> EXCERPT PROVIDED:
________________________________________
This post is in partnership with We Are Teachers.
When I was asked by We Are Teachers to learn more about Digital Promise and their Learning Differences Micro-credentials for teachers and write about it in a sponsored post, I was completely in the dark about what a micro-credential even was. I mean I am smart I can guess but how do they work, how do teachers do this, and who is paying for it?
As a graduate student, I am keenly aware of how to earn credit for learning, as a graduate student who has stepped out of her classroom to complete these credits I am also keenly aware of how much time studying takes. What takes up a huge chunk of my time as a grad student in education is finding sources and reading ( so so much reading), sometimes reading whole studies just to find out it has no information I can use.
Being a teacher no matter the age group is incredibly time-consuming and when you have students with specific needs the little time you may have to research how to help them is used up quickly. But wait, you have to do professional development too and sometimes that professional development is just what you need, but often it’s a topic that doesn’t apply to you right now, and you’d much rather be using that time to research what you do need to know.
Digital promise and its micro-credentials addresses just that!
To find out more I signed up at Digital Promise for my own free account and started poking around. I looked through topics I consider myself well versed in and looked at what information was shared, it impressed me. The topics are well researched, there are links back to the research, which shouldn’t be too surprising since some of the micro-credentials can even earn you graduate credit!
________________________________________
> TASK REQUIREMENTS: Extend the post about Digital Promise micro-credentials for teachers, picking up after its final sentence. The lines that follow have nothing to do with this.

[Stored data entries]
________________________________________
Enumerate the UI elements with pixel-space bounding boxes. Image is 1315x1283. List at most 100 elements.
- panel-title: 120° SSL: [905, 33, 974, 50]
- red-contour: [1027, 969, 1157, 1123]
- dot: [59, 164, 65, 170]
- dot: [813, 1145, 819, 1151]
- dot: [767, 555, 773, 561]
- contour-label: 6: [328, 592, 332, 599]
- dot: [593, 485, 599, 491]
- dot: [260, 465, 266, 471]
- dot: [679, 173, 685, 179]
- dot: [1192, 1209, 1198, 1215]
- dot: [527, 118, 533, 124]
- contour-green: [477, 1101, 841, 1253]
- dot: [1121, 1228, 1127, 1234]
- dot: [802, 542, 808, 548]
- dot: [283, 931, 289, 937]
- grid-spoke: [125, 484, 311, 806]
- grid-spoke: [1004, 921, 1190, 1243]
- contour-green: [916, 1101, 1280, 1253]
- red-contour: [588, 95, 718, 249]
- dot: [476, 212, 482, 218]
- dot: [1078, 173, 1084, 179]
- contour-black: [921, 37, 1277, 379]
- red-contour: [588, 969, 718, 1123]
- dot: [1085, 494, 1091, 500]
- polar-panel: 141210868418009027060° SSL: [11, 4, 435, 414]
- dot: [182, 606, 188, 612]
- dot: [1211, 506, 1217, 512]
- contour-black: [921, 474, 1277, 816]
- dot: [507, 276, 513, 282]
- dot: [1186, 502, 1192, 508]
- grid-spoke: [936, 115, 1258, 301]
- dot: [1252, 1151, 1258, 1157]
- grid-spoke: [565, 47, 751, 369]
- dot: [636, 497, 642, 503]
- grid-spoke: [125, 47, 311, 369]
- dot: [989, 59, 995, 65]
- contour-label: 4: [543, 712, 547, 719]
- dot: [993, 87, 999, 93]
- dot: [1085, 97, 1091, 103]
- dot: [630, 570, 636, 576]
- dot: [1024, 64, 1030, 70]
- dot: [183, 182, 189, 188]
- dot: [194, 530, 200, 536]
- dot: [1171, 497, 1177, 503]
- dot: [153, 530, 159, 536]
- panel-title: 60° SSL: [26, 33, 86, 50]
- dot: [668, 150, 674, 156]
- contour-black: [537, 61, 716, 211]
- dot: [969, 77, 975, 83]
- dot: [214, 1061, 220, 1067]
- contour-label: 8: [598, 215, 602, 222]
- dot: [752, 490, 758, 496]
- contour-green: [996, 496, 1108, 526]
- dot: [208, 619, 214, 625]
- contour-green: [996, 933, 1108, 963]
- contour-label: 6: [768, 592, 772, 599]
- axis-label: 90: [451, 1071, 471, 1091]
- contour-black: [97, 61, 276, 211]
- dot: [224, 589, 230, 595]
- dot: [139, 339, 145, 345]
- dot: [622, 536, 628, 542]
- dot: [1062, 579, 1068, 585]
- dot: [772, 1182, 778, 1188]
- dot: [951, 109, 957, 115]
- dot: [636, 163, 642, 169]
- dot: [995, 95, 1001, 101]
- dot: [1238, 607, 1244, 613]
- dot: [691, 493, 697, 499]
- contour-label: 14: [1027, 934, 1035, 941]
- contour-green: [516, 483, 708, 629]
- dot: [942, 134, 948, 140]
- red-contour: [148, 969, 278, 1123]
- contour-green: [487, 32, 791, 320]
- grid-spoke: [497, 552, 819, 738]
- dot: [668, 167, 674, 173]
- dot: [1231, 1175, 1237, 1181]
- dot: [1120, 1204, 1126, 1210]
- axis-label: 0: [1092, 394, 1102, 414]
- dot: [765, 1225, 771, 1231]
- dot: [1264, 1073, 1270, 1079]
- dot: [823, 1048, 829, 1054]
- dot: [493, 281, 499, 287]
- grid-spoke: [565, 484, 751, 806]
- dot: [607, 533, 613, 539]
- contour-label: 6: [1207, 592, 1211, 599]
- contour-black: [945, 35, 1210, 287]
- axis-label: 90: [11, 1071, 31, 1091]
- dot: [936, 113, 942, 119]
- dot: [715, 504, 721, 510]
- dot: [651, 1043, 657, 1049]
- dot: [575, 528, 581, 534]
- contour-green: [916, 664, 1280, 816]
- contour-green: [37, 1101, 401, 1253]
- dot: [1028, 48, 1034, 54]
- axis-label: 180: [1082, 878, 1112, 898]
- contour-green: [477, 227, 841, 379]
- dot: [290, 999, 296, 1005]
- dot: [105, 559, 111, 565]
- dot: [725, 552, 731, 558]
________________________________________
> EXERCISE OUTPUT:
Micro-credentials are tailored to specific topics, and you can choose what is relevant to you. There are more than 300 topics divided into stacks. The Learning Differences stack of courses include topics like :
These micro-credentials provide instructional strategies, background research, and the resources needed for the teacher to use as they then complete assignments and submit artifacts to show they have a mastery of the topic.
Who can access the micro-credentials?
Anyone. You don’t need to be a teacher in a school district to access the micro-credentials.
Homeschooling parents, education students, and preschool teachers at small independent school can access them as well. The research and resources each topic has are well worth accessing even if you do not complete the micro-credential. Learning more about these topics helps to make us better teachers.
For teachers in a school-age classroom, I think this is even more valuable. Many states (Illinois, Maryland, Massachusetts, Montana, New York, North Carolina, Tennesee, Texas, and Wyoming) recognize the micro-credentials as formal professional development.
To earn a micro-credential, educators:
1. Select a specific skill or area in which they want to develop and demonstrate competency, or an area or skill they already possess competence in.
2. Collect the required evidence as articulated in the micro-credential (e.g. videos, audio, writing samples, samples of student work, reflections from students and/or teachers etc.)
3. Submit their evidence through the online platform. It will be assessed and feedback will be given, if you failed to meet the requirement you can resubmit.
What are the benefits over traditional PD?
They are on demand, with no schedule to worry about. You learn when you can – like probably not when report cards are due!
Micro-credentials are personalized and relevant, you choose the topics you need to learn. They are engaging. The resources include scholarly articles, media articles, as well as in many cases videos. Whether you can earn PD hours for them or not, I don’t doubt that they will help you become a better teacher. We KNOW teaching is hard, and teaching well is even harder. Digital Promise has made it a little easier for us to find ways to help our students.
What does it cost?
This is a non-profit and the micro-credentials have no cost. If you are seeking to earn graduate credit, then the institution that you are enrolled in assigns a cost on their end.